- _Excerpt provided_
▶

Consumer Medicine Information

Listen to the Pronunciation:

What is in this leaflet

This leaflet answers some common questions about INVANZ. It does not contain all the available information.

It does not take the place of talking to your doctor or pharmacist.

All medicines have risks and benefits. Your doctor has weighed the risks of you using INVANZ against the benefits they expect it will have for you or your child.

If you have any concerns about being given this medicine, ask your doctor or pharmacist.

Keep this leaflet.

You may need to read it again.

What INVANZ is used for

INVANZ is an antibiotic used to treat infections caused by bacteria (germs).

These infections include:

infections within the abdomen (stomach)

pelvic infections

diabetic foot infections in patients without osteomyelitis

INVANZ may also be used in patients not responding to, or unable to tolerate, other antibiotics.

INVANZ belongs to a class of antibiotics called carbapenems. It works by killing the bacteria causing your infection.

Your doctor may have prescribed INVANZ for another reason.

Ask your doctor if you have any questions about why INVANZ has been prescribed for you.

Before you are given INVANZ

When you or your child must not be given it

Do not use INVANZ if:

you have an allergy to INVANZ or any of the ingredients listed at the end of this leaflet

you have an allergy to other antibiotics in the same class as INVANZ

you have had a serious allergic reaction (anaphylaxis) to beta-lactam antibiotics, including penicillins or cephalosporins

the vial cap shows signs of tampering

the expiry date printed on the pack has passed

If you use this medicine after the expiry date has passed, it may not work.

Do not use INVANZ by injection into a muscle if:

you have an allergy to amide-type local anaesthetics, particularly lidocaine (lignocaine)

you are in severe shock

you have heart block

Do not use INVANZ in children under 3 months of age

The safety and effectiveness in children younger than 3 months of age have not been established.

Before you or your child are given it

Tell your doctor if:

1.you have or have had any medical conditions, especially the following:

seizures or fits, or a predisposition to seizures (eg brain scarring)

kidney disease, or are undergoing dialysis

bowel problems while using antibiotics or after finishing them, including severe abdominal or stomach cramps, or watery and severe diarrhoea

2.you have allergies to other antibiotics, in particular penicillins and cephalosporins.

If you are allergic to any of these you may be allergic to INVANZ.

◀

(Saved data entries)
▶

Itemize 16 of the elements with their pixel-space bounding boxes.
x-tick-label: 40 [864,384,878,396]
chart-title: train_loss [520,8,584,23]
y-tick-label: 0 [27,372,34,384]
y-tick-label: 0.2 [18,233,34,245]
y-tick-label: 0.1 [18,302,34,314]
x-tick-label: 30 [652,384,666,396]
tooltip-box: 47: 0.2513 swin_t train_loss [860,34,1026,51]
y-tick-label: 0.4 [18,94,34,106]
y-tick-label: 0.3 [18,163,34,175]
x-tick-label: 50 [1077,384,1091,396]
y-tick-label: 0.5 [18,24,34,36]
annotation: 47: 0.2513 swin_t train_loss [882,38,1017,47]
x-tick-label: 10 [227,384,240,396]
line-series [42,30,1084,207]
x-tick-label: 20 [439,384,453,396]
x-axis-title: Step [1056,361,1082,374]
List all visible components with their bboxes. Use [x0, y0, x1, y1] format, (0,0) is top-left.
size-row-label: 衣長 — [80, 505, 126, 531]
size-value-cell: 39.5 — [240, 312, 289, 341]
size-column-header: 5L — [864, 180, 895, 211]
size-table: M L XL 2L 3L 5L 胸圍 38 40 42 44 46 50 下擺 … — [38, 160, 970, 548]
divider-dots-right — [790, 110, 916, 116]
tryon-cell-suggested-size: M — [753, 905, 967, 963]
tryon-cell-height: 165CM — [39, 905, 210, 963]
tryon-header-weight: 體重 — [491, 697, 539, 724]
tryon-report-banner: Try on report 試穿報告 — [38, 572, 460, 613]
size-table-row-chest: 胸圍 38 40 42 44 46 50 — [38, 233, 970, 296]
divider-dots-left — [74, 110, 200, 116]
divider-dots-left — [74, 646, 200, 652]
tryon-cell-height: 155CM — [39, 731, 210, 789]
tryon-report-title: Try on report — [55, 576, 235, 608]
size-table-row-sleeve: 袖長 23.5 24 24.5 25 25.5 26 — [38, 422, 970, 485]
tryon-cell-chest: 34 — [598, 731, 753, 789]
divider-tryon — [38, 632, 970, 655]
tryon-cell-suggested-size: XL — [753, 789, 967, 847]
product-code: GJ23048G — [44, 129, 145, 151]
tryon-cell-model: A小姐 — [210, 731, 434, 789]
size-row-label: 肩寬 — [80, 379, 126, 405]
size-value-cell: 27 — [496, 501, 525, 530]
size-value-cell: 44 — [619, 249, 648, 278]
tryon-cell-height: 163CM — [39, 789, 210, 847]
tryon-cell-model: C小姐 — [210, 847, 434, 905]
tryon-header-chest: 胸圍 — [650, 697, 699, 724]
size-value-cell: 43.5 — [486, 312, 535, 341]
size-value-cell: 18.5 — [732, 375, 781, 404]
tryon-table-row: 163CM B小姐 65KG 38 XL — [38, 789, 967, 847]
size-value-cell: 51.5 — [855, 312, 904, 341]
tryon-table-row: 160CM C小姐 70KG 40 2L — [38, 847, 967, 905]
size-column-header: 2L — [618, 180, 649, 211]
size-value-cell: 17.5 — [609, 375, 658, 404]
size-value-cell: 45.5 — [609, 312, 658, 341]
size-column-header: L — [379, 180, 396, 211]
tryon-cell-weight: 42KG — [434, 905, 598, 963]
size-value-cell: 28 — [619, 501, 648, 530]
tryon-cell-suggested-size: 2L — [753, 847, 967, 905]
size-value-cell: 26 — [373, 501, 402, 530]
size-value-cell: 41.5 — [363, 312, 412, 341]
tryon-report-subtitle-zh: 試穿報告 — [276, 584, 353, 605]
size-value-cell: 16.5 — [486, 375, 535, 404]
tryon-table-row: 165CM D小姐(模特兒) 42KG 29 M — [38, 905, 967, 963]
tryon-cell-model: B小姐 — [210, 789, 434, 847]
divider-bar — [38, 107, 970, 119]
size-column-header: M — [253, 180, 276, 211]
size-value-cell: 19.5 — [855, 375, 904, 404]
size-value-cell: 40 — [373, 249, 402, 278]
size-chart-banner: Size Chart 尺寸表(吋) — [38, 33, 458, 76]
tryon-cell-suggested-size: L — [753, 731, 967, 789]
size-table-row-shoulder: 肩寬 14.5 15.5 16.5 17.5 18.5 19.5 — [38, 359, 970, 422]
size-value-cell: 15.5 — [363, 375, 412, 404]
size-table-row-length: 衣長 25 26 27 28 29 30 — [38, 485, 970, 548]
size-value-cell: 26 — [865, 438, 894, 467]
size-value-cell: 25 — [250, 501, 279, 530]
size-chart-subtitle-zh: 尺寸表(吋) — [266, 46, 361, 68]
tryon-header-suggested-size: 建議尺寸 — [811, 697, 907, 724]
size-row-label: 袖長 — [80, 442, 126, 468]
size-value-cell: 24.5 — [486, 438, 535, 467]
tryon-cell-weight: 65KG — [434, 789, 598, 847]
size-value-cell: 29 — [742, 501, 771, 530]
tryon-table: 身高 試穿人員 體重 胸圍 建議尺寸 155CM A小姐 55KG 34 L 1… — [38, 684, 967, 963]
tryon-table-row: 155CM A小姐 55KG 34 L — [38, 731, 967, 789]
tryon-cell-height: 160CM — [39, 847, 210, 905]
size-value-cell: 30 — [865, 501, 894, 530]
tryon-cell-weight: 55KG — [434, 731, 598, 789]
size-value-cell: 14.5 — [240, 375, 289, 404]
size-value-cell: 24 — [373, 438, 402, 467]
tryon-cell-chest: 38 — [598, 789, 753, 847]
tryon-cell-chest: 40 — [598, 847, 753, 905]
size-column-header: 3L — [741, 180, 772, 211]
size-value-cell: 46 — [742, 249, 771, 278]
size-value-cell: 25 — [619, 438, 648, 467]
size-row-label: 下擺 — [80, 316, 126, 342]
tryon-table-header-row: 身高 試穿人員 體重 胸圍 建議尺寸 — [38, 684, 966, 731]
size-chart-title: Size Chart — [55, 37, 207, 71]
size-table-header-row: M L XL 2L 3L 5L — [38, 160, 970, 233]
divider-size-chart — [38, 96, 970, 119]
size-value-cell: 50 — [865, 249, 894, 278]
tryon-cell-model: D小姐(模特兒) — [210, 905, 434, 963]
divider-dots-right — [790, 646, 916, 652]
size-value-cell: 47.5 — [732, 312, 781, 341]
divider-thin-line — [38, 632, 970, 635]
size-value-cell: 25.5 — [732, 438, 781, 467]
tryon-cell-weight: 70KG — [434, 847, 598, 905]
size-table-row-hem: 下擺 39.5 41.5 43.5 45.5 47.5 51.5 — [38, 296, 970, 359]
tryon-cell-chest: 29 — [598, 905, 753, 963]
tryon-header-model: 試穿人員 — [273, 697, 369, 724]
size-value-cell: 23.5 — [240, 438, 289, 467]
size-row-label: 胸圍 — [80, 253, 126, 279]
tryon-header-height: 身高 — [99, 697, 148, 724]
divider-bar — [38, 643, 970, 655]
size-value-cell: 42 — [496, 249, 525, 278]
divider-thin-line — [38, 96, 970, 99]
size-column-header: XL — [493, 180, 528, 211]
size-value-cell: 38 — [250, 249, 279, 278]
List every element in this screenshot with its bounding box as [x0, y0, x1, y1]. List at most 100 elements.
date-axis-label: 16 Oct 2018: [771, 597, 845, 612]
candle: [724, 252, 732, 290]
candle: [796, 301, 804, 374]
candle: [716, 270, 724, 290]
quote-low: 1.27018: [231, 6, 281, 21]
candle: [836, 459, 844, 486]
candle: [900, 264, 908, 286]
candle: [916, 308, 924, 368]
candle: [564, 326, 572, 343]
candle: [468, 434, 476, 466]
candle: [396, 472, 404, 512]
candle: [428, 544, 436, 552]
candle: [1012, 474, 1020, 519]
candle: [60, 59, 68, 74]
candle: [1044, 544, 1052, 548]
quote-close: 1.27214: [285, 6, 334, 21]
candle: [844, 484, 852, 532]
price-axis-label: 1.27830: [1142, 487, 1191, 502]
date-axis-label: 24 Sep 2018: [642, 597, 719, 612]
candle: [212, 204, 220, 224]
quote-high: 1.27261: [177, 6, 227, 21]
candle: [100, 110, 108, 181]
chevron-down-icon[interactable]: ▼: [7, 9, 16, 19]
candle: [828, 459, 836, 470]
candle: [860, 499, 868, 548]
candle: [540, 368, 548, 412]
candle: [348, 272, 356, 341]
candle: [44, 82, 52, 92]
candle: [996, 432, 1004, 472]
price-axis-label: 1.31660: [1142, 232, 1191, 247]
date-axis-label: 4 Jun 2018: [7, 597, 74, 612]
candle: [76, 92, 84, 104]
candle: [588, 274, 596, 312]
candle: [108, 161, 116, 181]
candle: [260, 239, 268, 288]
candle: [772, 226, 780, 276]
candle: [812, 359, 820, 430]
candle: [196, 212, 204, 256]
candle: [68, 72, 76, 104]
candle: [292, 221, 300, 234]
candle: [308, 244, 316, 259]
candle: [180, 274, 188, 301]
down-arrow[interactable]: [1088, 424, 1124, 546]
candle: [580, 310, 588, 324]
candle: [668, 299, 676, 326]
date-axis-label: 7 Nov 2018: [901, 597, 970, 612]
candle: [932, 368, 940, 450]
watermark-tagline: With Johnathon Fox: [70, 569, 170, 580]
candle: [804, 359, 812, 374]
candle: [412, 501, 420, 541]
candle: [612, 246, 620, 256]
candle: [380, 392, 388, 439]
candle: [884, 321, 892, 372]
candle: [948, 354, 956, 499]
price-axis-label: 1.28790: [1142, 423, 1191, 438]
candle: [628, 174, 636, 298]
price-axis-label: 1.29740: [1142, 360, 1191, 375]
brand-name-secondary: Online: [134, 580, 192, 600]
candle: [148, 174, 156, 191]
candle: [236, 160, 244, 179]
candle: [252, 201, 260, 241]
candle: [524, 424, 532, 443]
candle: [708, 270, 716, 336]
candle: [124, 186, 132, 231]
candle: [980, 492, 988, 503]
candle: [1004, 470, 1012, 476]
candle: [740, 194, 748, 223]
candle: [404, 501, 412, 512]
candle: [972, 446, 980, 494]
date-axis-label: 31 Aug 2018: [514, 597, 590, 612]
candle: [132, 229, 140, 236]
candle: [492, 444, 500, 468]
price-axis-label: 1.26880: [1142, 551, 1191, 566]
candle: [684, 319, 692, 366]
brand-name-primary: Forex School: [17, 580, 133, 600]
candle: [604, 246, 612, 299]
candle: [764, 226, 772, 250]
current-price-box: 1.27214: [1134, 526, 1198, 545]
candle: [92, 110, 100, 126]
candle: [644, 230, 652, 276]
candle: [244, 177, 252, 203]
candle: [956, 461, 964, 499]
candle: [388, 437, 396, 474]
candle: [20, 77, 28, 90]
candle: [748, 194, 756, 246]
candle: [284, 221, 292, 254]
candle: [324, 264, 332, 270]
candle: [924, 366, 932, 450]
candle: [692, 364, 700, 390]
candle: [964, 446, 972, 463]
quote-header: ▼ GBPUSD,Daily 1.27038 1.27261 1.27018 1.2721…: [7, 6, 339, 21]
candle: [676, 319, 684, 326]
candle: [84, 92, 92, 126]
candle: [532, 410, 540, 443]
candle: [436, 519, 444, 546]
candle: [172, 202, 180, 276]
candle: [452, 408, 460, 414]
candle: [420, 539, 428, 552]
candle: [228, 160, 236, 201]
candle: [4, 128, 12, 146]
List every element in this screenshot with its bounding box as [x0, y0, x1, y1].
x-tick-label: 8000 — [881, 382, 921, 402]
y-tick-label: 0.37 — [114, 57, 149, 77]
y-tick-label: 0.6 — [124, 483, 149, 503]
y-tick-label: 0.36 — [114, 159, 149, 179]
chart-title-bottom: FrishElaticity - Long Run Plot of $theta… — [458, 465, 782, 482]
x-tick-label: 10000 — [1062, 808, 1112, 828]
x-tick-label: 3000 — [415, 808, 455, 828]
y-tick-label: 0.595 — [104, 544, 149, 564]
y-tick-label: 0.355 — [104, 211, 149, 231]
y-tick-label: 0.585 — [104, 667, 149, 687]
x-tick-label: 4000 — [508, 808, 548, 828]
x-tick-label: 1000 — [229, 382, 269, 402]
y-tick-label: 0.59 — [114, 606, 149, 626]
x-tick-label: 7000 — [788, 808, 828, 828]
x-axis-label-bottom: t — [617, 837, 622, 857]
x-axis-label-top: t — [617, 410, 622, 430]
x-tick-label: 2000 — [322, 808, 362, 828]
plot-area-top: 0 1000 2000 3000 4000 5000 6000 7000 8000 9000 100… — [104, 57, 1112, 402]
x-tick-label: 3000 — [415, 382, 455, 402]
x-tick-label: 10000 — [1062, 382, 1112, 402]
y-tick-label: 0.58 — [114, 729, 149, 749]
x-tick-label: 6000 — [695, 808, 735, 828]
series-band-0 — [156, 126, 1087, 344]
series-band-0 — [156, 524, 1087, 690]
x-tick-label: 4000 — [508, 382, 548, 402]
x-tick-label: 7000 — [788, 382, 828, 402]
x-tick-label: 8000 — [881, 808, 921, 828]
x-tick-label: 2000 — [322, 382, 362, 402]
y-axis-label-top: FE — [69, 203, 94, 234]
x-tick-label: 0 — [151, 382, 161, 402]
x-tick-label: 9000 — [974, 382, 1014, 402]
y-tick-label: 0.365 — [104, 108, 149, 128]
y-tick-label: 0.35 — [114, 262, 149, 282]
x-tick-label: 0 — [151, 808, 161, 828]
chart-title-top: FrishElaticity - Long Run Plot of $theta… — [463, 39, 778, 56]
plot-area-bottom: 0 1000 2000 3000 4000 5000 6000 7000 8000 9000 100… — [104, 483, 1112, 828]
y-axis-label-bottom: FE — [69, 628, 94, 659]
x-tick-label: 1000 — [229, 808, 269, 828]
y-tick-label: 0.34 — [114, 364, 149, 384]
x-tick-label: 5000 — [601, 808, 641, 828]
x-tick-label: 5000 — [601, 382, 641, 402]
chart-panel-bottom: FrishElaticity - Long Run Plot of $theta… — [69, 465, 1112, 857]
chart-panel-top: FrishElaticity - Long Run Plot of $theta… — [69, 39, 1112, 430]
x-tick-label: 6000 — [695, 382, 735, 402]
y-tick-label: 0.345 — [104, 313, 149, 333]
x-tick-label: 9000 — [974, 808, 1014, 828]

◀

- _Work required_
According to the INVANZ leaflet, what class of antibiotics does INVANZ belong to?

- _Answer_
Carbapenems.